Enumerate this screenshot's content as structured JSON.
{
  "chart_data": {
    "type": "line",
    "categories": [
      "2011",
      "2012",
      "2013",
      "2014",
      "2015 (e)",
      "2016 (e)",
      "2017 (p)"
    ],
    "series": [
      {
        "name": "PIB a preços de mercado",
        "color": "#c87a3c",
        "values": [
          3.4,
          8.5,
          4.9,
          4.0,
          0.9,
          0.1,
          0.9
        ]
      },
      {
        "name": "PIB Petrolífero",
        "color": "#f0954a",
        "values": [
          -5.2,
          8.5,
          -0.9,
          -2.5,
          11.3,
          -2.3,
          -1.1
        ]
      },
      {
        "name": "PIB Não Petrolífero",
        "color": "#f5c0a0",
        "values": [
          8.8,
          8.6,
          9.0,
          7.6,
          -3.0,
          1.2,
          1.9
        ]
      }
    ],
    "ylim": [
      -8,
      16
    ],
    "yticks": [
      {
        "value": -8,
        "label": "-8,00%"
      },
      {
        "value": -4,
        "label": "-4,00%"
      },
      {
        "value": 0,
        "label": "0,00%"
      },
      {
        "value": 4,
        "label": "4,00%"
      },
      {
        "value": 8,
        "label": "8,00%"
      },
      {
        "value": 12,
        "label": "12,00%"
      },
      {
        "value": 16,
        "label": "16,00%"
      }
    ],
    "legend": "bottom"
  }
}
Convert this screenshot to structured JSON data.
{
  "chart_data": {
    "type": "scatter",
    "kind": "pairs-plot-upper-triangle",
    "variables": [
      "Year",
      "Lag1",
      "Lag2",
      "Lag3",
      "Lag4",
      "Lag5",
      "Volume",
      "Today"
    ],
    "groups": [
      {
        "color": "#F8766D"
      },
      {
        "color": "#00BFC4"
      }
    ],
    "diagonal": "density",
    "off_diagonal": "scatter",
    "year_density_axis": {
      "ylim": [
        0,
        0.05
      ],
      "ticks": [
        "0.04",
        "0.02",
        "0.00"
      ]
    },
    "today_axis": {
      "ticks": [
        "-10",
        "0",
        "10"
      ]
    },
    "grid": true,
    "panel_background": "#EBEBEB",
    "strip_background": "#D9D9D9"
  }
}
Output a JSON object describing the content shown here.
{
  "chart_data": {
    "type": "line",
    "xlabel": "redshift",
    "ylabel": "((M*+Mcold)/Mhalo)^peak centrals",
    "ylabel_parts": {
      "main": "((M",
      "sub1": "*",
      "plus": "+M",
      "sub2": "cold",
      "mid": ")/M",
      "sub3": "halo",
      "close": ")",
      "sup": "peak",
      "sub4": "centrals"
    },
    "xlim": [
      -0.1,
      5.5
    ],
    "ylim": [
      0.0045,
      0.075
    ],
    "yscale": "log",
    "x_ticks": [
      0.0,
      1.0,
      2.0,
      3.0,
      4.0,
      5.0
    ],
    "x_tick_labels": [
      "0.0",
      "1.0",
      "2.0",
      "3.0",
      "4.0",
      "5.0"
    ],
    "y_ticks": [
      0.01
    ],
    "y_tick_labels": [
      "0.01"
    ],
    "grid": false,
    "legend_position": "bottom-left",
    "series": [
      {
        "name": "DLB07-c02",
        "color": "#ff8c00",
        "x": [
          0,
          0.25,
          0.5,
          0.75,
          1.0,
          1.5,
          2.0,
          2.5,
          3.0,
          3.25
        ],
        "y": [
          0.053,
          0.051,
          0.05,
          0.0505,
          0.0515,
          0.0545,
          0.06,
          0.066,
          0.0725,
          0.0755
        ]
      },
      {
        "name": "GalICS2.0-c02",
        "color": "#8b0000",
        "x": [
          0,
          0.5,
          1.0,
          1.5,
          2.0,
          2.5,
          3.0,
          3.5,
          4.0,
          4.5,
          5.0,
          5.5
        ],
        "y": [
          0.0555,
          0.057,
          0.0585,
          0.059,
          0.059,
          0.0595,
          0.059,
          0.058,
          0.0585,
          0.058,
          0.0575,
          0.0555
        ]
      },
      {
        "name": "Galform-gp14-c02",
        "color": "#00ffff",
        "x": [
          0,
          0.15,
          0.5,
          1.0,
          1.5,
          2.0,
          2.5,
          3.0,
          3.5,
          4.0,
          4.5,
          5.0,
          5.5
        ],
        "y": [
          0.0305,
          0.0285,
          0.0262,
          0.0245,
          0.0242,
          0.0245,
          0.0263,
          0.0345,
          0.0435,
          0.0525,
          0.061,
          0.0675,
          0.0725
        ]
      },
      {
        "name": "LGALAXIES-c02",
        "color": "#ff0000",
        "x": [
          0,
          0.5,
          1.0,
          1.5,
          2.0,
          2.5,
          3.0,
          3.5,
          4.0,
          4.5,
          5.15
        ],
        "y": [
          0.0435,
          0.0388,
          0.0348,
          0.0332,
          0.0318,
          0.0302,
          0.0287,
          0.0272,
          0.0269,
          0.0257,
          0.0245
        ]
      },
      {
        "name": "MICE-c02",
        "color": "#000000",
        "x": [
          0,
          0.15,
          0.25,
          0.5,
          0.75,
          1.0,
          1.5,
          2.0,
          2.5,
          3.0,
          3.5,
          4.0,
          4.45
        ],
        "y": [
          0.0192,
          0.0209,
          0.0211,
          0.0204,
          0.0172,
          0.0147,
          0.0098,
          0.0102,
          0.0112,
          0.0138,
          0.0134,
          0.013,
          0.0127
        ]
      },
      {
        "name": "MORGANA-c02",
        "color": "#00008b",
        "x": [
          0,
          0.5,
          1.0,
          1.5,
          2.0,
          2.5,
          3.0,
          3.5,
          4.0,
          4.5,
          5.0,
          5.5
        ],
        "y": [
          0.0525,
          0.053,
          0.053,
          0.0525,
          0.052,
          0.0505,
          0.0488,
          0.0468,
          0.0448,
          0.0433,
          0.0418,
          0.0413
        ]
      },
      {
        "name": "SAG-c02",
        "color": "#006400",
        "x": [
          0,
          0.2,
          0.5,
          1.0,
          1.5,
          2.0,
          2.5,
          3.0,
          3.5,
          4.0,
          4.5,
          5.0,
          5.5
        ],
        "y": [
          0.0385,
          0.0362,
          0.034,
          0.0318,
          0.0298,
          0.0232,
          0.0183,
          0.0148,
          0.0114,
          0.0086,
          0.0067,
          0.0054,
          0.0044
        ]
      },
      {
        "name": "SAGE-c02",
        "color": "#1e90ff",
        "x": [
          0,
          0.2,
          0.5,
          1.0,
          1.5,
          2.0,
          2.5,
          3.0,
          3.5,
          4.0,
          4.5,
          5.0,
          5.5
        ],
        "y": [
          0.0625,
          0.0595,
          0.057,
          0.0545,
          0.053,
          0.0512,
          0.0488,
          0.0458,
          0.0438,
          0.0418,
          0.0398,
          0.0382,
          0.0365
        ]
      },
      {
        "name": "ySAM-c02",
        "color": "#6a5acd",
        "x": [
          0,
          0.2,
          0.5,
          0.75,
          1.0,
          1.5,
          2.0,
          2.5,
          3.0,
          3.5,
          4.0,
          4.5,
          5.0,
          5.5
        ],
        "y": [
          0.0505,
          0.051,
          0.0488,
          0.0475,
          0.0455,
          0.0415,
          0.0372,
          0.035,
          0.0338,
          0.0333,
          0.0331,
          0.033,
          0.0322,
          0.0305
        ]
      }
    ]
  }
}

++++++++++++++++++++

■ SET PROBLEM
Could you quote the material above in full, exactly as it stands?

■ ANSWER TO THE PROBLEM
Enumerate this screenshot's content as structured JSON.
{
  "chart_data": {
    "type": "line",
    "categories": [
      "2011",
      "2012",
      "2013",
      "2014",
      "2015 (e)",
      "2016 (e)",
      "2017 (p)"
    ],
    "series": [
      {
        "name": "PIB a preços de mercado",
        "color": "#c87a3c",
        "values": [
          3.4,
          8.5,
          4.9,
          4.0,
          0.9,
          0.1,
          0.9
        ]
      },
      {
        "name": "PIB Petrolífero",
        "color": "#f0954a",
        "values": [
          -5.2,
          8.5,
          -0.9,
          -2.5,
          11.3,
          -2.3,
          -1.1
        ]
      },
      {
        "name": "PIB Não Petrolífero",
        "color": "#f5c0a0",
        "values": [
          8.8,
          8.6,
          9.0,
          7.6,
          -3.0,
          1.2,
          1.9
        ]
      }
    ],
    "ylim": [
      -8,
      16
    ],
    "yticks": [
      {
        "value": -8,
        "label": "-8,00%"
      },
      {
        "value": -4,
        "label": "-4,00%"
      },
      {
        "value": 0,
        "label": "0,00%"
      },
      {
        "value": 4,
        "label": "4,00%"
      },
      {
        "value": 8,
        "label": "8,00%"
      },
      {
        "value": 12,
        "label": "12,00%"
      },
      {
        "value": 16,
        "label": "16,00%"
      }
    ],
    "legend": "bottom"
  }
}
Convert this screenshot to structured JSON data.
{
  "chart_data": {
    "type": "scatter",
    "kind": "pairs-plot-upper-triangle",
    "variables": [
      "Year",
      "Lag1",
      "Lag2",
      "Lag3",
      "Lag4",
      "Lag5",
      "Volume",
      "Today"
    ],
    "groups": [
      {
        "color": "#F8766D"
      },
      {
        "color": "#00BFC4"
      }
    ],
    "diagonal": "density",
    "off_diagonal": "scatter",
    "year_density_axis": {
      "ylim": [
        0,
        0.05
      ],
      "ticks": [
        "0.04",
        "0.02",
        "0.00"
      ]
    },
    "today_axis": {
      "ticks": [
        "-10",
        "0",
        "10"
      ]
    },
    "grid": true,
    "panel_background": "#EBEBEB",
    "strip_background": "#D9D9D9"
  }
}
Output a JSON object describing the content shown here.
{
  "chart_data": {
    "type": "line",
    "xlabel": "redshift",
    "ylabel": "((M*+Mcold)/Mhalo)^peak centrals",
    "ylabel_parts": {
      "main": "((M",
      "sub1": "*",
      "plus": "+M",
      "sub2": "cold",
      "mid": ")/M",
      "sub3": "halo",
      "close": ")",
      "sup": "peak",
      "sub4": "centrals"
    },
    "xlim": [
      -0.1,
      5.5
    ],
    "ylim": [
      0.0045,
      0.075
    ],
    "yscale": "log",
    "x_ticks": [
      0.0,
      1.0,
      2.0,
      3.0,
      4.0,
      5.0
    ],
    "x_tick_labels": [
      "0.0",
      "1.0",
      "2.0",
      "3.0",
      "4.0",
      "5.0"
    ],
    "y_ticks": [
      0.01
    ],
    "y_tick_labels": [
      "0.01"
    ],
    "grid": false,
    "legend_position": "bottom-left",
    "series": [
      {
        "name": "DLB07-c02",
        "color": "#ff8c00",
        "x": [
          0,
          0.25,
          0.5,
          0.75,
          1.0,
          1.5,
          2.0,
          2.5,
          3.0,
          3.25
        ],
        "y": [
          0.053,
          0.051,
          0.05,
          0.0505,
          0.0515,
          0.0545,
          0.06,
          0.066,
          0.0725,
          0.0755
        ]
      },
      {
        "name": "GalICS2.0-c02",
        "color": "#8b0000",
        "x": [
          0,
          0.5,
          1.0,
          1.5,
          2.0,
          2.5,
          3.0,
          3.5,
          4.0,
          4.5,
          5.0,
          5.5
        ],
        "y": [
          0.0555,
          0.057,
          0.0585,
          0.059,
          0.059,
          0.0595,
          0.059,
          0.058,
          0.0585,
          0.058,
          0.0575,
          0.0555
        ]
      },
      {
        "name": "Galform-gp14-c02",
        "color": "#00ffff",
        "x": [
          0,
          0.15,
          0.5,
          1.0,
          1.5,
          2.0,
          2.5,
          3.0,
          3.5,
          4.0,
          4.5,
          5.0,
          5.5
        ],
        "y": [
          0.0305,
          0.0285,
          0.0262,
          0.0245,
          0.0242,
          0.0245,
          0.0263,
          0.0345,
          0.0435,
          0.0525,
          0.061,
          0.0675,
          0.0725
        ]
      },
      {
        "name": "LGALAXIES-c02",
        "color": "#ff0000",
        "x": [
          0,
          0.5,
          1.0,
          1.5,
          2.0,
          2.5,
          3.0,
          3.5,
          4.0,
          4.5,
          5.15
        ],
        "y": [
          0.0435,
          0.0388,
          0.0348,
          0.0332,
          0.0318,
          0.0302,
          0.0287,
          0.0272,
          0.0269,
          0.0257,
          0.0245
        ]
      },
      {
        "name": "MICE-c02",
        "color": "#000000",
        "x": [
          0,
          0.15,
          0.25,
          0.5,
          0.75,
          1.0,
          1.5,
          2.0,
          2.5,
          3.0,
          3.5,
          4.0,
          4.45
        ],
        "y": [
          0.0192,
          0.0209,
          0.0211,
          0.0204,
          0.0172,
          0.0147,
          0.0098,
          0.0102,
          0.0112,
          0.0138,
          0.0134,
          0.013,
          0.0127
        ]
      },
      {
        "name": "MORGANA-c02",
        "color": "#00008b",
        "x": [
          0,
          0.5,
          1.0,
          1.5,
          2.0,
          2.5,
          3.0,
          3.5,
          4.0,
          4.5,
          5.0,
          5.5
        ],
        "y": [
          0.0525,
          0.053,
          0.053,
          0.0525,
          0.052,
          0.0505,
          0.0488,
          0.0468,
          0.0448,
          0.0433,
          0.0418,
          0.0413
        ]
      },
      {
        "name": "SAG-c02",
        "color": "#006400",
        "x": [
          0,
          0.2,
          0.5,
          1.0,
          1.5,
          2.0,
          2.5,
          3.0,
          3.5,
          4.0,
          4.5,
          5.0,
          5.5
        ],
        "y": [
          0.0385,
          0.0362,
          0.034,
          0.0318,
          0.0298,
          0.0232,
          0.0183,
          0.0148,
          0.0114,
          0.0086,
          0.0067,
          0.0054,
          0.0044
        ]
      },
      {
        "name": "SAGE-c02",
        "color": "#1e90ff",
        "x": [
          0,
          0.2,
          0.5,
          1.0,
          1.5,
          2.0,
          2.5,
          3.0,
          3.5,
          4.0,
          4.5,
          5.0,
          5.5
        ],
        "y": [
          0.0625,
          0.0595,
          0.057,
          0.0545,
          0.053,
          0.0512,
          0.0488,
          0.0458,
          0.0438,
          0.0418,
          0.0398,
          0.0382,
          0.0365
        ]
      },
      {
        "name": "ySAM-c02",
        "color": "#6a5acd",
        "x": [
          0,
          0.2,
          0.5,
          0.75,
          1.0,
          1.5,
          2.0,
          2.5,
          3.0,
          3.5,
          4.0,
          4.5,
          5.0,
          5.5
        ],
        "y": [
          0.0505,
          0.051,
          0.0488,
          0.0475,
          0.0455,
          0.0415,
          0.0372,
          0.035,
          0.0338,
          0.0333,
          0.0331,
          0.033,
          0.0322,
          0.0305
        ]
      }
    ]
  }
}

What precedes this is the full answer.